*AIM:* Your task is to repeat the entries exactly. Leave the pictures out.

***** INPUT FOR THIS TASK *****

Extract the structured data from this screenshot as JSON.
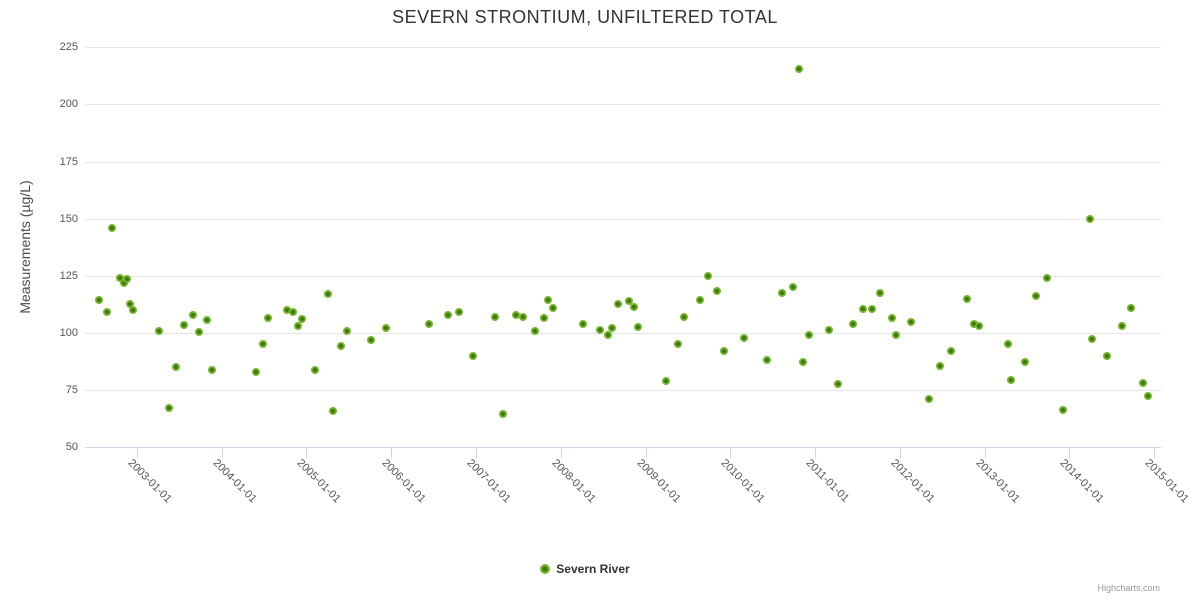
{
  "chart": {
    "credits": "Highcharts.com"
  },
  "chart_data": {
    "type": "scatter",
    "title": "SEVERN STRONTIUM, UNFILTERED TOTAL",
    "xlabel": "",
    "ylabel": "Measurements (µg/L)",
    "ylim": [
      50,
      225
    ],
    "y_ticks": [
      50,
      75,
      100,
      125,
      150,
      175,
      200,
      225
    ],
    "xlim": [
      2002.39,
      2015.08
    ],
    "x_ticks": [
      {
        "year": 2003,
        "label": "2003-01-01"
      },
      {
        "year": 2004,
        "label": "2004-01-01"
      },
      {
        "year": 2005,
        "label": "2005-01-01"
      },
      {
        "year": 2006,
        "label": "2006-01-01"
      },
      {
        "year": 2007,
        "label": "2007-01-01"
      },
      {
        "year": 2008,
        "label": "2008-01-01"
      },
      {
        "year": 2009,
        "label": "2009-01-01"
      },
      {
        "year": 2010,
        "label": "2010-01-01"
      },
      {
        "year": 2011,
        "label": "2011-01-01"
      },
      {
        "year": 2012,
        "label": "2012-01-01"
      },
      {
        "year": 2013,
        "label": "2013-01-01"
      },
      {
        "year": 2014,
        "label": "2014-01-01"
      },
      {
        "year": 2015,
        "label": "2015-01-01"
      }
    ],
    "grid": true,
    "legend_position": "bottom",
    "grid_color": "#e6e6e6",
    "axis_color": "#ccd6eb",
    "series": [
      {
        "name": "Severn River",
        "marker_color": "#76b62a",
        "marker_center_color": "#3e7a10",
        "points": [
          [
            2002.56,
            114.5
          ],
          [
            2002.65,
            109
          ],
          [
            2002.71,
            146
          ],
          [
            2002.8,
            124
          ],
          [
            2002.85,
            122
          ],
          [
            2002.89,
            123.5
          ],
          [
            2002.92,
            112.5
          ],
          [
            2002.96,
            110
          ],
          [
            2003.26,
            101
          ],
          [
            2003.38,
            67
          ],
          [
            2003.46,
            85
          ],
          [
            2003.56,
            103.5
          ],
          [
            2003.66,
            108
          ],
          [
            2003.73,
            100.5
          ],
          [
            2003.83,
            105.5
          ],
          [
            2003.89,
            84
          ],
          [
            2004.41,
            83
          ],
          [
            2004.49,
            95
          ],
          [
            2004.55,
            106.5
          ],
          [
            2004.77,
            110
          ],
          [
            2004.84,
            109
          ],
          [
            2004.9,
            103
          ],
          [
            2004.95,
            106
          ],
          [
            2005.1,
            84
          ],
          [
            2005.25,
            117
          ],
          [
            2005.32,
            66
          ],
          [
            2005.41,
            94.5
          ],
          [
            2005.48,
            101
          ],
          [
            2005.76,
            97
          ],
          [
            2005.94,
            102
          ],
          [
            2006.45,
            104
          ],
          [
            2006.67,
            108
          ],
          [
            2006.8,
            109
          ],
          [
            2006.96,
            90
          ],
          [
            2007.23,
            107
          ],
          [
            2007.32,
            64.5
          ],
          [
            2007.47,
            108
          ],
          [
            2007.56,
            107
          ],
          [
            2007.7,
            101
          ],
          [
            2007.8,
            106.5
          ],
          [
            2007.85,
            114.5
          ],
          [
            2007.91,
            111
          ],
          [
            2008.26,
            104
          ],
          [
            2008.46,
            101.5
          ],
          [
            2008.56,
            99
          ],
          [
            2008.61,
            102
          ],
          [
            2008.68,
            112.5
          ],
          [
            2008.8,
            114
          ],
          [
            2008.86,
            111.5
          ],
          [
            2008.91,
            102.5
          ],
          [
            2009.24,
            79
          ],
          [
            2009.38,
            95
          ],
          [
            2009.45,
            107
          ],
          [
            2009.64,
            114.5
          ],
          [
            2009.74,
            125
          ],
          [
            2009.84,
            118.5
          ],
          [
            2009.93,
            92
          ],
          [
            2010.16,
            98
          ],
          [
            2010.43,
            88
          ],
          [
            2010.61,
            117.5
          ],
          [
            2010.74,
            120
          ],
          [
            2010.81,
            215.5
          ],
          [
            2010.86,
            87.5
          ],
          [
            2010.93,
            99
          ],
          [
            2011.16,
            101.5
          ],
          [
            2011.27,
            77.5
          ],
          [
            2011.45,
            104
          ],
          [
            2011.56,
            110.5
          ],
          [
            2011.67,
            110.5
          ],
          [
            2011.77,
            117.5
          ],
          [
            2011.91,
            106.5
          ],
          [
            2011.95,
            99
          ],
          [
            2012.13,
            105
          ],
          [
            2012.34,
            71
          ],
          [
            2012.47,
            85.5
          ],
          [
            2012.6,
            92
          ],
          [
            2012.79,
            115
          ],
          [
            2012.87,
            104
          ],
          [
            2012.93,
            103
          ],
          [
            2013.27,
            95
          ],
          [
            2013.31,
            79.5
          ],
          [
            2013.47,
            87.5
          ],
          [
            2013.61,
            116
          ],
          [
            2013.73,
            124
          ],
          [
            2013.92,
            66.5
          ],
          [
            2014.24,
            150
          ],
          [
            2014.26,
            97.5
          ],
          [
            2014.44,
            90
          ],
          [
            2014.62,
            103
          ],
          [
            2014.72,
            111
          ],
          [
            2014.87,
            78
          ],
          [
            2014.93,
            72.5
          ]
        ]
      }
    ]
  }
}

*****

*REPLY TO THE EXERCISE:*
Extract the structured data from this screenshot as JSON.
{
  "chart": {
    "credits": "Highcharts.com"
  },
  "chart_data": {
    "type": "scatter",
    "title": "SEVERN STRONTIUM, UNFILTERED TOTAL",
    "xlabel": "",
    "ylabel": "Measurements (µg/L)",
    "ylim": [
      50,
      225
    ],
    "y_ticks": [
      50,
      75,
      100,
      125,
      150,
      175,
      200,
      225
    ],
    "xlim": [
      2002.39,
      2015.08
    ],
    "x_ticks": [
      {
        "year": 2003,
        "label": "2003-01-01"
      },
      {
        "year": 2004,
        "label": "2004-01-01"
      },
      {
        "year": 2005,
        "label": "2005-01-01"
      },
      {
        "year": 2006,
        "label": "2006-01-01"
      },
      {
        "year": 2007,
        "label": "2007-01-01"
      },
      {
        "year": 2008,
        "label": "2008-01-01"
      },
      {
        "year": 2009,
        "label": "2009-01-01"
      },
      {
        "year": 2010,
        "label": "2010-01-01"
      },
      {
        "year": 2011,
        "label": "2011-01-01"
      },
      {
        "year": 2012,
        "label": "2012-01-01"
      },
      {
        "year": 2013,
        "label": "2013-01-01"
      },
      {
        "year": 2014,
        "label": "2014-01-01"
      },
      {
        "year": 2015,
        "label": "2015-01-01"
      }
    ],
    "grid": true,
    "legend_position": "bottom",
    "grid_color": "#e6e6e6",
    "axis_color": "#ccd6eb",
    "series": [
      {
        "name": "Severn River",
        "marker_color": "#76b62a",
        "marker_center_color": "#3e7a10",
        "points": [
          [
            2002.56,
            114.5
          ],
          [
            2002.65,
            109
          ],
          [
            2002.71,
            146
          ],
          [
            2002.8,
            124
          ],
          [
            2002.85,
            122
          ],
          [
            2002.89,
            123.5
          ],
          [
            2002.92,
            112.5
          ],
          [
            2002.96,
            110
          ],
          [
            2003.26,
            101
          ],
          [
            2003.38,
            67
          ],
          [
            2003.46,
            85
          ],
          [
            2003.56,
            103.5
          ],
          [
            2003.66,
            108
          ],
          [
            2003.73,
            100.5
          ],
          [
            2003.83,
            105.5
          ],
          [
            2003.89,
            84
          ],
          [
            2004.41,
            83
          ],
          [
            2004.49,
            95
          ],
          [
            2004.55,
            106.5
          ],
          [
            2004.77,
            110
          ],
          [
            2004.84,
            109
          ],
          [
            2004.9,
            103
          ],
          [
            2004.95,
            106
          ],
          [
            2005.1,
            84
          ],
          [
            2005.25,
            117
          ],
          [
            2005.32,
            66
          ],
          [
            2005.41,
            94.5
          ],
          [
            2005.48,
            101
          ],
          [
            2005.76,
            97
          ],
          [
            2005.94,
            102
          ],
          [
            2006.45,
            104
          ],
          [
            2006.67,
            108
          ],
          [
            2006.8,
            109
          ],
          [
            2006.96,
            90
          ],
          [
            2007.23,
            107
          ],
          [
            2007.32,
            64.5
          ],
          [
            2007.47,
            108
          ],
          [
            2007.56,
            107
          ],
          [
            2007.7,
            101
          ],
          [
            2007.8,
            106.5
          ],
          [
            2007.85,
            114.5
          ],
          [
            2007.91,
            111
          ],
          [
            2008.26,
            104
          ],
          [
            2008.46,
            101.5
          ],
          [
            2008.56,
            99
          ],
          [
            2008.61,
            102
          ],
          [
            2008.68,
            112.5
          ],
          [
            2008.8,
            114
          ],
          [
            2008.86,
            111.5
          ],
          [
            2008.91,
            102.5
          ],
          [
            2009.24,
            79
          ],
          [
            2009.38,
            95
          ],
          [
            2009.45,
            107
          ],
          [
            2009.64,
            114.5
          ],
          [
            2009.74,
            125
          ],
          [
            2009.84,
            118.5
          ],
          [
            2009.93,
            92
          ],
          [
            2010.16,
            98
          ],
          [
            2010.43,
            88
          ],
          [
            2010.61,
            117.5
          ],
          [
            2010.74,
            120
          ],
          [
            2010.81,
            215.5
          ],
          [
            2010.86,
            87.5
          ],
          [
            2010.93,
            99
          ],
          [
            2011.16,
            101.5
          ],
          [
            2011.27,
            77.5
          ],
          [
            2011.45,
            104
          ],
          [
            2011.56,
            110.5
          ],
          [
            2011.67,
            110.5
          ],
          [
            2011.77,
            117.5
          ],
          [
            2011.91,
            106.5
          ],
          [
            2011.95,
            99
          ],
          [
            2012.13,
            105
          ],
          [
            2012.34,
            71
          ],
          [
            2012.47,
            85.5
          ],
          [
            2012.6,
            92
          ],
          [
            2012.79,
            115
          ],
          [
            2012.87,
            104
          ],
          [
            2012.93,
            103
          ],
          [
            2013.27,
            95
          ],
          [
            2013.31,
            79.5
          ],
          [
            2013.47,
            87.5
          ],
          [
            2013.61,
            116
          ],
          [
            2013.73,
            124
          ],
          [
            2013.92,
            66.5
          ],
          [
            2014.24,
            150
          ],
          [
            2014.26,
            97.5
          ],
          [
            2014.44,
            90
          ],
          [
            2014.62,
            103
          ],
          [
            2014.72,
            111
          ],
          [
            2014.87,
            78
          ],
          [
            2014.93,
            72.5
          ]
        ]
      }
    ]
  }
}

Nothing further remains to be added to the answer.